(begin)

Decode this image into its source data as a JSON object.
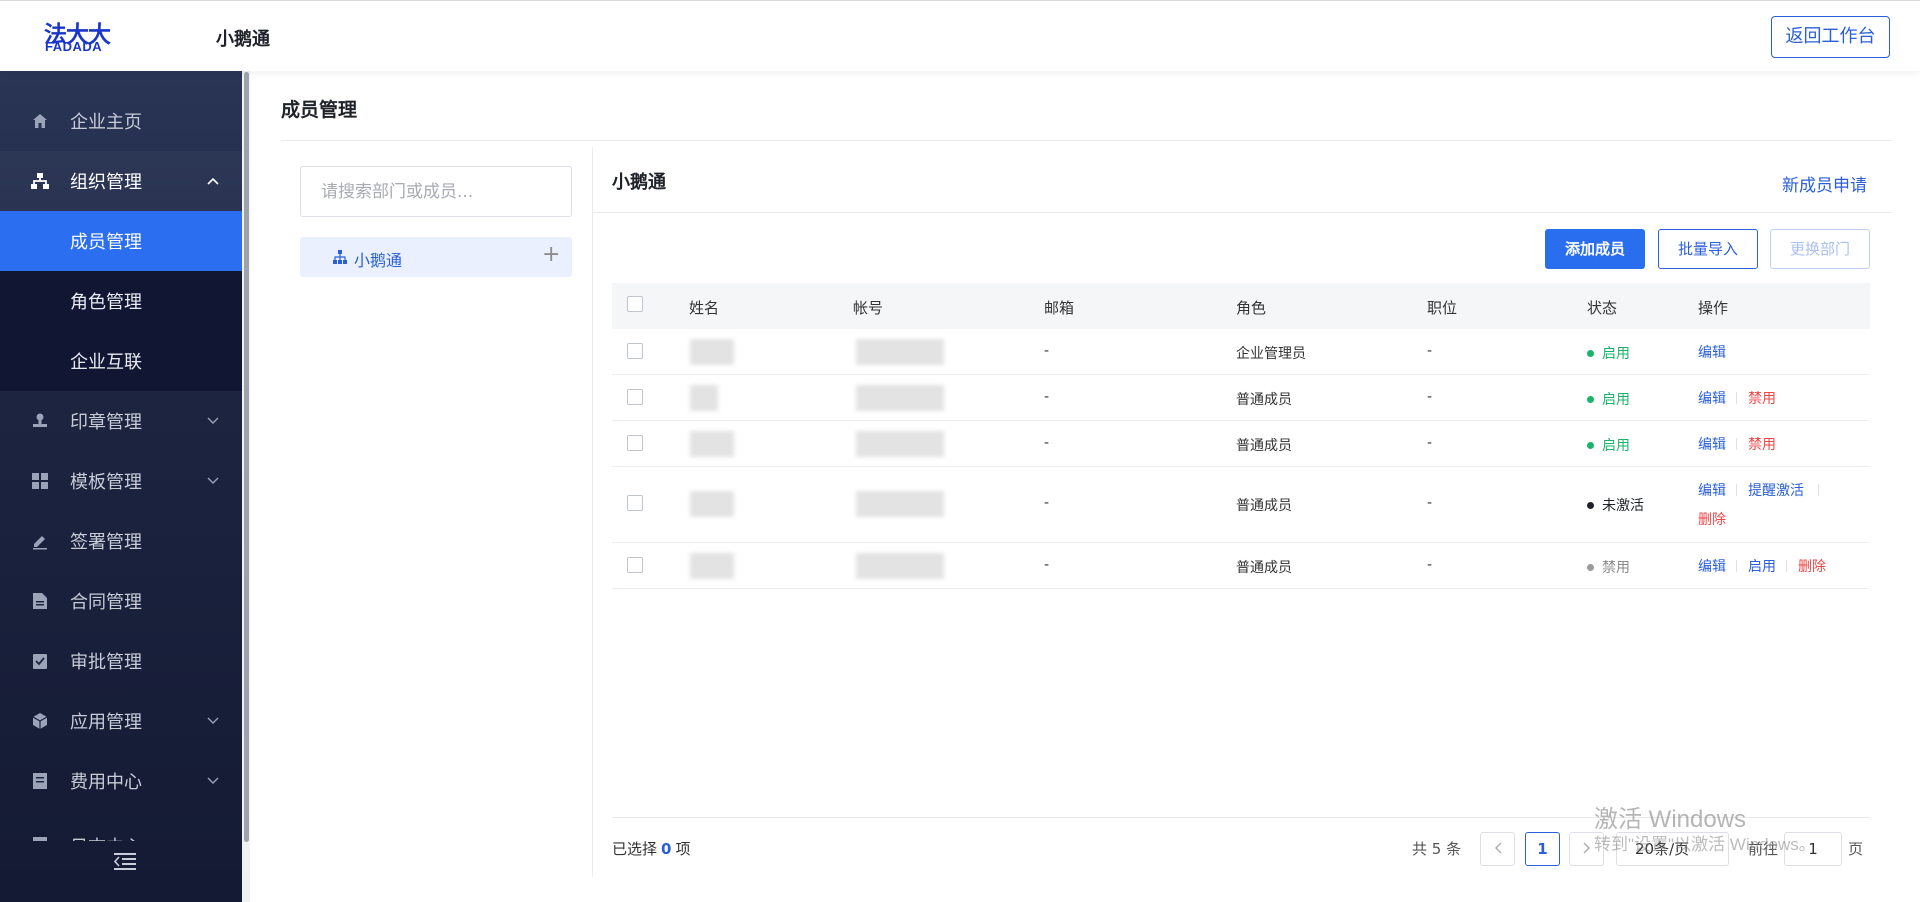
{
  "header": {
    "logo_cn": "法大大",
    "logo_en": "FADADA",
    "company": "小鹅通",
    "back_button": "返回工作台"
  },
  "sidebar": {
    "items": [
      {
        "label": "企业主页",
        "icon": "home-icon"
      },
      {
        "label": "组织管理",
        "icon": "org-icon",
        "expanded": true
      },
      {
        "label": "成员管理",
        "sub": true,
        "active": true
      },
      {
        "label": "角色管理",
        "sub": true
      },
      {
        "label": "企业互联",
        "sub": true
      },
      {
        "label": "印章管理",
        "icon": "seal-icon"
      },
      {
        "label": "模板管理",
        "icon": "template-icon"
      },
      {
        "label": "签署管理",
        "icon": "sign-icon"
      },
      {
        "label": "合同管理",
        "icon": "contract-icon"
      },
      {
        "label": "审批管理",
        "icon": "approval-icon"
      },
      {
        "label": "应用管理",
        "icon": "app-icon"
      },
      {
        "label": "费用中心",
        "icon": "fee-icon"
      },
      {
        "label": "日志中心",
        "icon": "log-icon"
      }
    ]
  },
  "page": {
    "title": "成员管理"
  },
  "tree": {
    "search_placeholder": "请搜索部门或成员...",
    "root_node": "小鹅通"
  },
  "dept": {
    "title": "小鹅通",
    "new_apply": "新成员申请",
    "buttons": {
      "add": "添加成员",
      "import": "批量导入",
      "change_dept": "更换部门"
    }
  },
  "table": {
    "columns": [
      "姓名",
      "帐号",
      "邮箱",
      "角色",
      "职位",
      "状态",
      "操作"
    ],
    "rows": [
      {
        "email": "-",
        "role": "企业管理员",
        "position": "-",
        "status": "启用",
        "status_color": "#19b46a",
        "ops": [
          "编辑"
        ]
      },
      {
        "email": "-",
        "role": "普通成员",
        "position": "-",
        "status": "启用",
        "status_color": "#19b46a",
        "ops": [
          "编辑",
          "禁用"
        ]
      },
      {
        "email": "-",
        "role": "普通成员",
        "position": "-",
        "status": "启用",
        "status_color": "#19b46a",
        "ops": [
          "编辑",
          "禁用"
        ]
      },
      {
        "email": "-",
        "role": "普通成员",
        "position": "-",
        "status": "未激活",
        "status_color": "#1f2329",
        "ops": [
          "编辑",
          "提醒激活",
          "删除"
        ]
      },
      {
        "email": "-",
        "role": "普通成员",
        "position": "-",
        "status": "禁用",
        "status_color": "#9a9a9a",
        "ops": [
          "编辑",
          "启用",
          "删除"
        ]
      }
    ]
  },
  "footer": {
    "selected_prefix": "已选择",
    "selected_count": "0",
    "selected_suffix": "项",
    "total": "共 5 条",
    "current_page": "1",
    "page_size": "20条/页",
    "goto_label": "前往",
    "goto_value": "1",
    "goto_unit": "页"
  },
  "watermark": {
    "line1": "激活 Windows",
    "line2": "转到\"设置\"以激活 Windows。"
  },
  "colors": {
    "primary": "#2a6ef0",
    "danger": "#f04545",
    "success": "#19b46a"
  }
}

(end)
(begin)

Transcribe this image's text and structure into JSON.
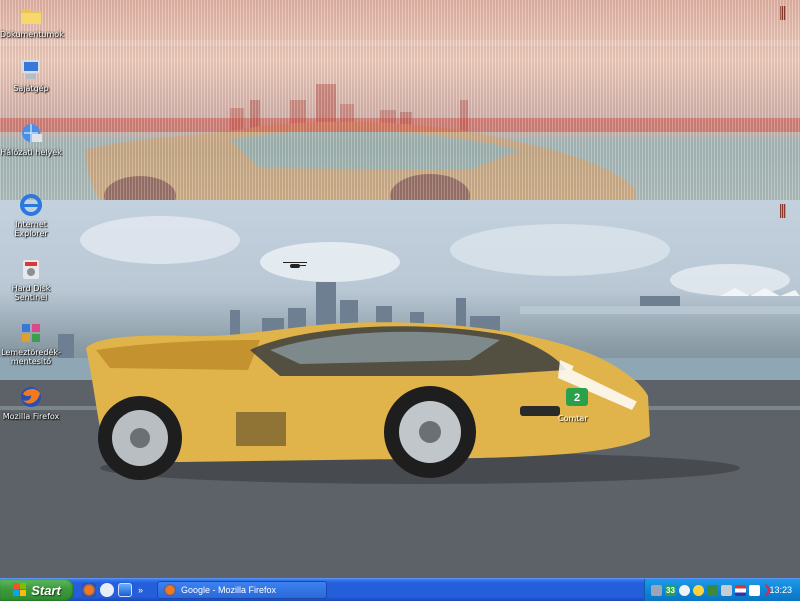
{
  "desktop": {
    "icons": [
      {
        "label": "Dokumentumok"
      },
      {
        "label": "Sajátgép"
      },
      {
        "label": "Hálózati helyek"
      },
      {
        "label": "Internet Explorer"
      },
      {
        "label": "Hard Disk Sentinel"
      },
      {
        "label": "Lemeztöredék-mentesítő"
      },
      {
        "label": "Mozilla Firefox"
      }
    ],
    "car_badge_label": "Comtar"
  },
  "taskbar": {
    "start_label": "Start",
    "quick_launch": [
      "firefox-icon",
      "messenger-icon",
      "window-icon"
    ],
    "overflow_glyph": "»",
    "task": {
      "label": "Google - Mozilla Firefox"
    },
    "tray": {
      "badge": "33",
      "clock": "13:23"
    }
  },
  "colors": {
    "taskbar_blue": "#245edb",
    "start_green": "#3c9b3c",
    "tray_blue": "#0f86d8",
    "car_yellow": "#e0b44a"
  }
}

(end)
(begin)

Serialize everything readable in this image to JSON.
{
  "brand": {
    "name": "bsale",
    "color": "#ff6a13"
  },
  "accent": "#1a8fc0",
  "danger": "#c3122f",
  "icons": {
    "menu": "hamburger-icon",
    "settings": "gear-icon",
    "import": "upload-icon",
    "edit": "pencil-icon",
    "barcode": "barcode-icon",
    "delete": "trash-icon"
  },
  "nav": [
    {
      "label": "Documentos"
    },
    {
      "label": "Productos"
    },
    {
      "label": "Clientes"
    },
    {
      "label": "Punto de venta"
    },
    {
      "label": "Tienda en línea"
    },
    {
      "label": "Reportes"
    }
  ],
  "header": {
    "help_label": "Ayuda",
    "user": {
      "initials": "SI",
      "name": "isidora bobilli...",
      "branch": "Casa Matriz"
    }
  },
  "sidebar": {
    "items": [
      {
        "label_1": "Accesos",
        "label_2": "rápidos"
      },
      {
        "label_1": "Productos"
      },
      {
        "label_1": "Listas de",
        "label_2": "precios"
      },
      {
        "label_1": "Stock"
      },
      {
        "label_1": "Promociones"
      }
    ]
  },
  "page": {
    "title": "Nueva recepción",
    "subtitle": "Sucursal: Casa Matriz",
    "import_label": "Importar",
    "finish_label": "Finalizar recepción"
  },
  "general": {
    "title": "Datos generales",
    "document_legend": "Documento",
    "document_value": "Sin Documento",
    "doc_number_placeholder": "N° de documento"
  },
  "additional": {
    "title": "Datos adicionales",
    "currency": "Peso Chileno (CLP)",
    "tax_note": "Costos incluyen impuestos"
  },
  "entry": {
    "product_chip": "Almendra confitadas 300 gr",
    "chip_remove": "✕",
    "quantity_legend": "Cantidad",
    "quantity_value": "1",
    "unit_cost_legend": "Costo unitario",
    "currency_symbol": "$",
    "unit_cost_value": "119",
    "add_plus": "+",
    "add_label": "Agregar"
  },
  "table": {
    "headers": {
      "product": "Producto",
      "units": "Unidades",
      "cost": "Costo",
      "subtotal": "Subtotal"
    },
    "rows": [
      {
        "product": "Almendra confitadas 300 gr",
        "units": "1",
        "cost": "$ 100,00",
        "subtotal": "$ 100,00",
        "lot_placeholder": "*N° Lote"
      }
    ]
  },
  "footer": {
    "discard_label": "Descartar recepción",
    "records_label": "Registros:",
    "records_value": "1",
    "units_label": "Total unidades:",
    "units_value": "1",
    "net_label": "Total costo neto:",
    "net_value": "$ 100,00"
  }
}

(end)

WHAT THE EXERCISE ASKS — Every line in the data above that contains "true" needs to be copied.

EXPECTED ANSWER —
        "expanded": true
        "sub": true,
        "active": true
        "sub": true
        "sub": true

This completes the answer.